What the exercise asks: Every line containing the word "SELL" needs to be found and copied.

(Dataset entries on figures)
· · · · ·
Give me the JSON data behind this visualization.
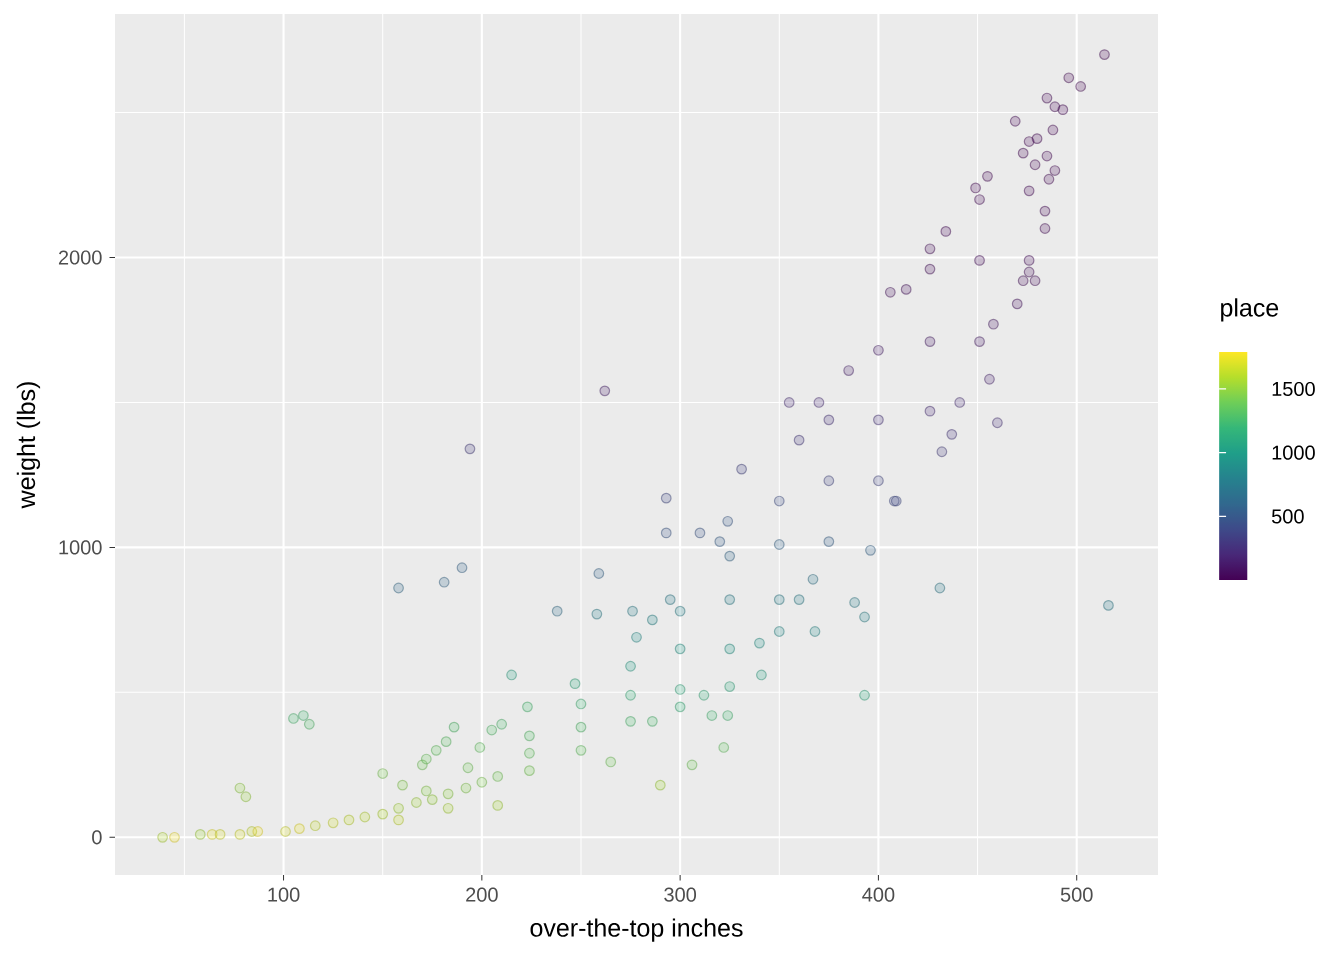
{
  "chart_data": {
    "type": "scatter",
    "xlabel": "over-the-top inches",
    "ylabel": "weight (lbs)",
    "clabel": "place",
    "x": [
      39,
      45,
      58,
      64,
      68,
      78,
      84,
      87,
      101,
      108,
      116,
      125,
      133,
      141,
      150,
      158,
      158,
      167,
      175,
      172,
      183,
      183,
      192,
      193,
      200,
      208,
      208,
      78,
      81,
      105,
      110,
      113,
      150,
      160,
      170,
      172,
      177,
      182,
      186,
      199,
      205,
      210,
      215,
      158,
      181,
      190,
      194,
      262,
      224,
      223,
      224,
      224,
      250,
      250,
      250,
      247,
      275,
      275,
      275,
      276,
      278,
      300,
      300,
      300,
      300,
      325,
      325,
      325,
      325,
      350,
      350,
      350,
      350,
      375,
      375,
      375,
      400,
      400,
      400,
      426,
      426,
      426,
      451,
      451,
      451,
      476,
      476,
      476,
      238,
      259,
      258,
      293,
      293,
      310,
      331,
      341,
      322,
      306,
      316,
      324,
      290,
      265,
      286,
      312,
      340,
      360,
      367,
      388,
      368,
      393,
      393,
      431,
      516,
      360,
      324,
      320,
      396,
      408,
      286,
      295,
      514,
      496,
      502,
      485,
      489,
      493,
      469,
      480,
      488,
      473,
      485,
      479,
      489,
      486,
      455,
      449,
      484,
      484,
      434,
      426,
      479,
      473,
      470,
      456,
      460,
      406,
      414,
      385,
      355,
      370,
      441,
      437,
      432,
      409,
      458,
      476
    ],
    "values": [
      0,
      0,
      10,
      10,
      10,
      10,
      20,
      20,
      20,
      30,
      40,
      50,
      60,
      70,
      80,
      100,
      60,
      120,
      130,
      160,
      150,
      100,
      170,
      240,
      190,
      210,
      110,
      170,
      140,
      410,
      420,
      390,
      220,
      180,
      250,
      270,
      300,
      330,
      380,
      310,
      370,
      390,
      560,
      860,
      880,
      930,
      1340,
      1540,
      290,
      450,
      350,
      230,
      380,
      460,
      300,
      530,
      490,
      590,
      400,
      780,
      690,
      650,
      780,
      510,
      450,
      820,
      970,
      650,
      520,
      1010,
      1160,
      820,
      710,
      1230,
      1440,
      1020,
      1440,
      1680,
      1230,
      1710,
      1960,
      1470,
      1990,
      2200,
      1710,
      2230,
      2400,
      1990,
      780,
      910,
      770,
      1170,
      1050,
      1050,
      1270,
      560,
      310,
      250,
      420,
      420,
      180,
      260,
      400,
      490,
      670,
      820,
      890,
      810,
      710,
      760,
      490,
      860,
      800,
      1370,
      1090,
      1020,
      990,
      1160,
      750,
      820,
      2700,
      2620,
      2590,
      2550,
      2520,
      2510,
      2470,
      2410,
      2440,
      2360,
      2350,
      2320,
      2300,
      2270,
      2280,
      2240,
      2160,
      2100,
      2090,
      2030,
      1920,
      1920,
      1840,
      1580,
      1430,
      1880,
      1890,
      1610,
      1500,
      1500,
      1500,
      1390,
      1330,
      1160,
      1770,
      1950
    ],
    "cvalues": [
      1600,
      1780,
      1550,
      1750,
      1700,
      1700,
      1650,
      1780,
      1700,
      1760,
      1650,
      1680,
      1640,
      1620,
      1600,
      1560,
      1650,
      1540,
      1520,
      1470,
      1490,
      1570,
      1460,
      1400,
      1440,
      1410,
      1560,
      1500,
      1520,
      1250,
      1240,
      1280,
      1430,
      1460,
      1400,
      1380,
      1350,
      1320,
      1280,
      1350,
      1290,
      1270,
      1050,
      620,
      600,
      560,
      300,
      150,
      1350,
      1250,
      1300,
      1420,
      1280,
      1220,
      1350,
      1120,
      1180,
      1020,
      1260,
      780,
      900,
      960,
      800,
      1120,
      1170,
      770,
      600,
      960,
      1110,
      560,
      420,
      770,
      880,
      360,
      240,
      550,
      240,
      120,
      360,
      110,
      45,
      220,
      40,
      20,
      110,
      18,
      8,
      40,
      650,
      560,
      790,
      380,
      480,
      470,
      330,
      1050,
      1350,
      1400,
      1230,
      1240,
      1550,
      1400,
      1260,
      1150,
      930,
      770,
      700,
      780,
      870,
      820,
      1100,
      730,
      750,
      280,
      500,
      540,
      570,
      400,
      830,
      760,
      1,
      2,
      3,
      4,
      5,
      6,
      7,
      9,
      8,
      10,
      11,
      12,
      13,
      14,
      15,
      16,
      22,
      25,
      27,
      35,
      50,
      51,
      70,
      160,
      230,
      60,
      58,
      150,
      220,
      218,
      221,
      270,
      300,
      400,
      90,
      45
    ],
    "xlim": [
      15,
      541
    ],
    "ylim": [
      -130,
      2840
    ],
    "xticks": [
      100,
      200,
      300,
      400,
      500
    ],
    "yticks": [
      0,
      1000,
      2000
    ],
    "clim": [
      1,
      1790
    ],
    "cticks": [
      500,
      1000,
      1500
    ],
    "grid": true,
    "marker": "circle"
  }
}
· · · · ·
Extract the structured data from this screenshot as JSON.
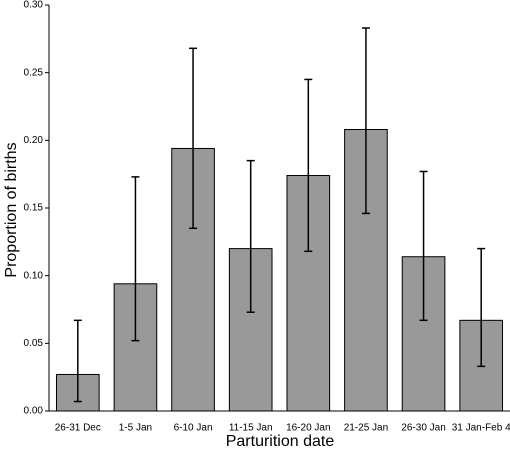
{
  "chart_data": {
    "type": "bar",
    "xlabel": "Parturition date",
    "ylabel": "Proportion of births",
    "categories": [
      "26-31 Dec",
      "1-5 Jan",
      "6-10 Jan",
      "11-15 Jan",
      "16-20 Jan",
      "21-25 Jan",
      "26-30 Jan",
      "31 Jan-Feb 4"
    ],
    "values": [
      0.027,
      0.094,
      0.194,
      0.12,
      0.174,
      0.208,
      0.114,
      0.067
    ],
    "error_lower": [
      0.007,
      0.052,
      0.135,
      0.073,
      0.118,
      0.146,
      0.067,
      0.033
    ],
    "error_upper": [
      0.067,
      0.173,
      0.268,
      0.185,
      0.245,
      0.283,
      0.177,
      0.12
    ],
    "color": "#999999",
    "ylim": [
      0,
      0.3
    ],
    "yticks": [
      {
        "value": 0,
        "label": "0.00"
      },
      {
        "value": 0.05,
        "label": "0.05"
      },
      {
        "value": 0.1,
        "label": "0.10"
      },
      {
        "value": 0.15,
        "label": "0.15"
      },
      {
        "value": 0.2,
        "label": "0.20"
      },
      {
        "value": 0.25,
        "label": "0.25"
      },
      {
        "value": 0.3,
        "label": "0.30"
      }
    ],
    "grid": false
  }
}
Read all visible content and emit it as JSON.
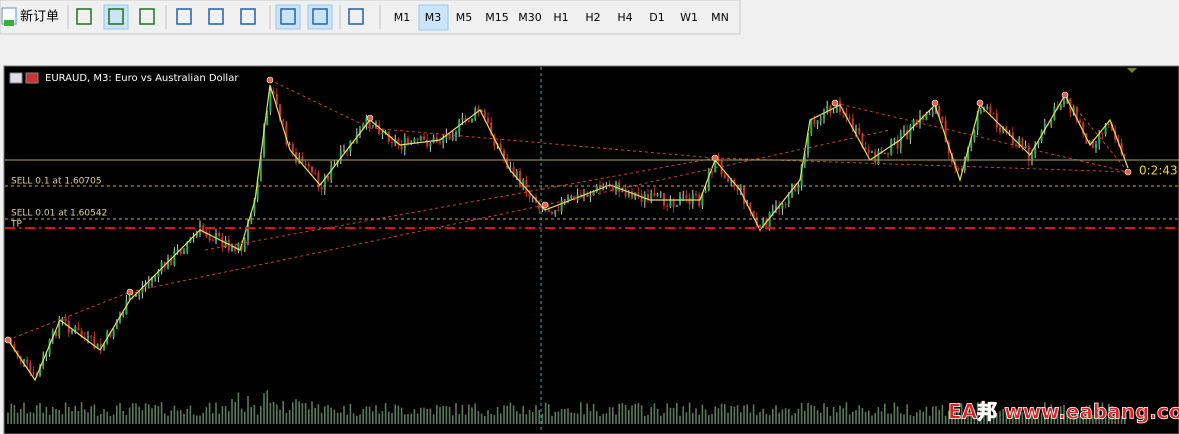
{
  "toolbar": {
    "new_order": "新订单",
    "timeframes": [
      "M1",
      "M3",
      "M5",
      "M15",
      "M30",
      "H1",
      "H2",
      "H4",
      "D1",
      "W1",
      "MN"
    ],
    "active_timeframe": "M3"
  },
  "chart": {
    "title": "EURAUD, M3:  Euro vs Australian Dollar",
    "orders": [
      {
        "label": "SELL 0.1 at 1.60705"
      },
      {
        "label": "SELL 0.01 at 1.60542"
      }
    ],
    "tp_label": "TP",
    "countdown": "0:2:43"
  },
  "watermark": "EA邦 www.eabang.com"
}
· · · · ·
Exercise response:
        "label": "SELL 0.1 at 1.60705"
        "label": "SELL 0.01 at 1.60542"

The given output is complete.